Locate all lines with the word "wafer". Copy them.

Information shown =>
>>>

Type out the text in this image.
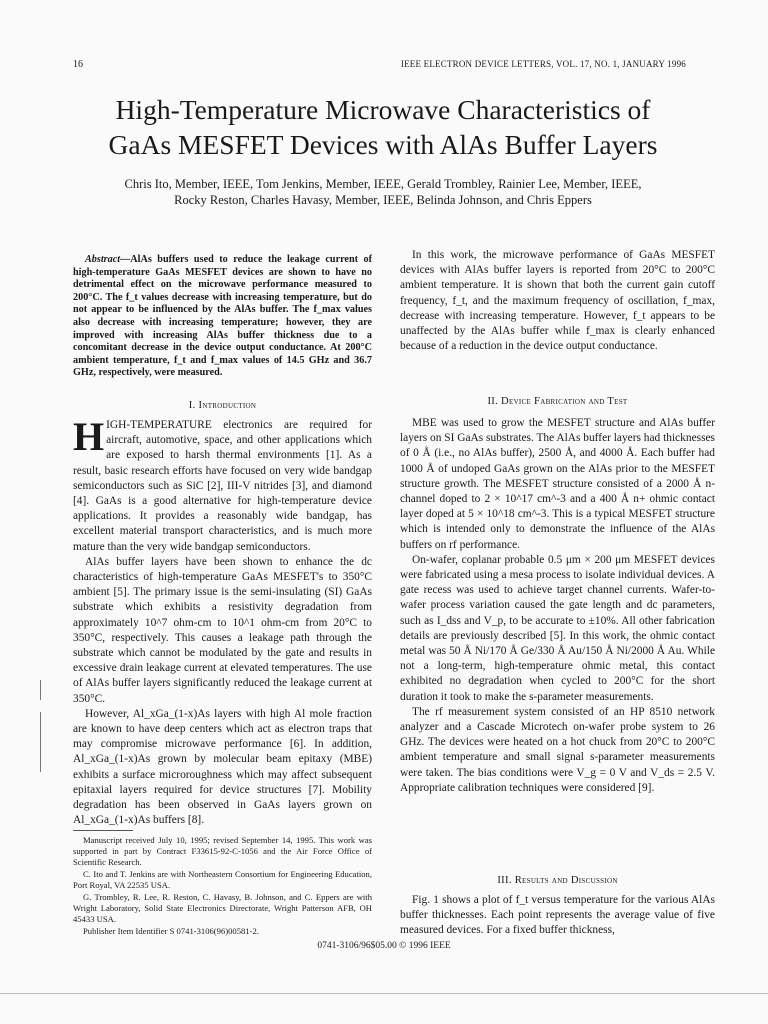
16	IEEE ELECTRON DEVICE LETTERS, VOL. 17, NO. 1, JANUARY 1996
High-Temperature Microwave Characteristics of
GaAs MESFET Devices with AlAs Buffer Layers
Chris Ito, Member, IEEE, Tom Jenkins, Member, IEEE, Gerald Trombley, Rainier Lee, Member, IEEE,
Rocky Reston, Charles Havasy, Member, IEEE, Belinda Johnson, and Chris Eppers
Abstract—AlAs buffers used to reduce the leakage current of high-temperature GaAs MESFET devices are shown to have no detrimental effect on the microwave performance measured to 200°C. The f_t values decrease with increasing temperature, but do not appear to be influenced by the AlAs buffer. The f_max values also decrease with increasing temperature; however, they are improved with increasing AlAs buffer thickness due to a concomitant decrease in the device output conductance. At 200°C ambient temperature, f_t and f_max values of 14.5 GHz and 36.7 GHz, respectively, were measured.
I. Introduction

HIGH-TEMPERATURE electronics are required for aircraft, automotive, space, and other applications which are exposed to harsh thermal environments [1]. As a result, basic research efforts have focused on very wide bandgap semiconductors such as SiC [2], III-V nitrides [3], and diamond [4]. GaAs is a good alternative for high-temperature device applications. It provides a reasonably wide bandgap, has excellent material transport characteristics, and is much more mature than the very wide bandgap semiconductors.

AlAs buffer layers have been shown to enhance the dc characteristics of high-temperature GaAs MESFET's to 350°C ambient [5]. The primary issue is the semi-insulating (SI) GaAs substrate which exhibits a resistivity degradation from approximately 10^7 ohm-cm to 10^1 ohm-cm from 20°C to 350°C, respectively. This causes a leakage path through the substrate which cannot be modulated by the gate and results in excessive drain leakage current at elevated temperatures. The use of AlAs buffer layers significantly reduced the leakage current at 350°C.

However, Al_xGa_(1-x)As layers with high Al mole fraction are known to have deep centers which act as electron traps that may compromise microwave performance [6]. In addition, Al_xGa_(1-x)As grown by molecular beam epitaxy (MBE) exhibits a surface microroughness which may affect subsequent epitaxial layers required for device structures [7]. Mobility degradation has been observed in GaAs layers grown on Al_xGa_(1-x)As buffers [8].

Manuscript received July 10, 1995; revised September 14, 1995. This work was supported in part by Contract F33615-92-C-1056 and the Air Force Office of Scientific Research.

C. Ito and T. Jenkins are with Northeastern Consortium for Engineering Education, Port Royal, VA 22535 USA.

G. Trombley, R. Lee, R. Reston, C. Havasy, B. Johnson, and C. Eppers are with Wright Laboratory, Solid State Electronics Directorate, Wright Patterson AFB, OH 45433 USA.

Publisher Item Identifier S 0741-3106(96)00581-2.

In this work, the microwave performance of GaAs MESFET devices with AlAs buffer layers is reported from 20°C to 200°C ambient temperature. It is shown that both the current gain cutoff frequency, f_t, and the maximum frequency of oscillation, f_max, decrease with increasing temperature. However, f_t appears to be unaffected by the AlAs buffer while f_max is clearly enhanced because of a reduction in the device output conductance.

II. Device Fabrication and Test

MBE was used to grow the MESFET structure and AlAs buffer layers on SI GaAs substrates. The AlAs buffer layers had thicknesses of 0 Å (i.e., no AlAs buffer), 2500 Å, and 4000 Å. Each buffer had 1000 Å of undoped GaAs grown on the AlAs prior to the MESFET structure growth. The MESFET structure consisted of a 2000 Å n-channel doped to 2 × 10^17 cm^-3 and a 400 Å n+ ohmic contact layer doped at 5 × 10^18 cm^-3. This is a typical MESFET structure which is intended only to demonstrate the influence of the AlAs buffers on rf performance.

On-wafer, coplanar probable 0.5 μm × 200 μm MESFET devices were fabricated using a mesa process to isolate individual devices. A gate recess was used to achieve target channel currents. Wafer-to-wafer process variation caused the gate length and dc parameters, such as I_dss and V_p, to be accurate to ±10%. All other fabrication details are previously described [5]. In this work, the ohmic contact metal was 50 Å Ni/170 Å Ge/330 Å Au/150 Å Ni/2000 Å Au. While not a long-term, high-temperature ohmic metal, this contact exhibited no degradation when cycled to 200°C for the short duration it took to make the s-parameter measurements.

The rf measurement system consisted of an HP 8510 network analyzer and a Cascade Microtech on-wafer probe system to 26 GHz. The devices were heated on a hot chuck from 20°C to 200°C ambient temperature and small signal s-parameter measurements were taken. The bias conditions were V_g = 0 V and V_ds = 2.5 V. Appropriate calibration techniques were considered [9].

III. Results and Discussion

Fig. 1 shows a plot of f_t versus temperature for the various AlAs buffer thicknesses. Each point represents the average value of five measured devices. For a fixed buffer thickness,

0741-3106/96$05.00 © 1996 IEEE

<<<

Solution to this problem =>
On-wafer, coplanar probable 0.5 μm × 200 μm MESFET devices were fabricated using a mesa process to isolate individual devices. A gate recess was used to achieve target channel currents. Wafer-to-wafer process variation caused the gate length and dc parameters, such as I_dss and V_p, to be accurate to ±10%. All other fabrication details are previously described [5]. In this work, the ohmic contact metal was 50 Å Ni/170 Å Ge/330 Å Au/150 Å Ni/2000 Å Au. While not a long-term, high-temperature ohmic metal, this contact exhibited no degradation when cycled to 200°C for the short duration it took to make the s-parameter measurements.
The rf measurement system consisted of an HP 8510 network analyzer and a Cascade Microtech on-wafer probe system to 26 GHz. The devices were heated on a hot chuck from 20°C to 200°C ambient temperature and small signal s-parameter measurements were taken. The bias conditions were V_g = 0 V and V_ds = 2.5 V. Appropriate calibration techniques were considered [9].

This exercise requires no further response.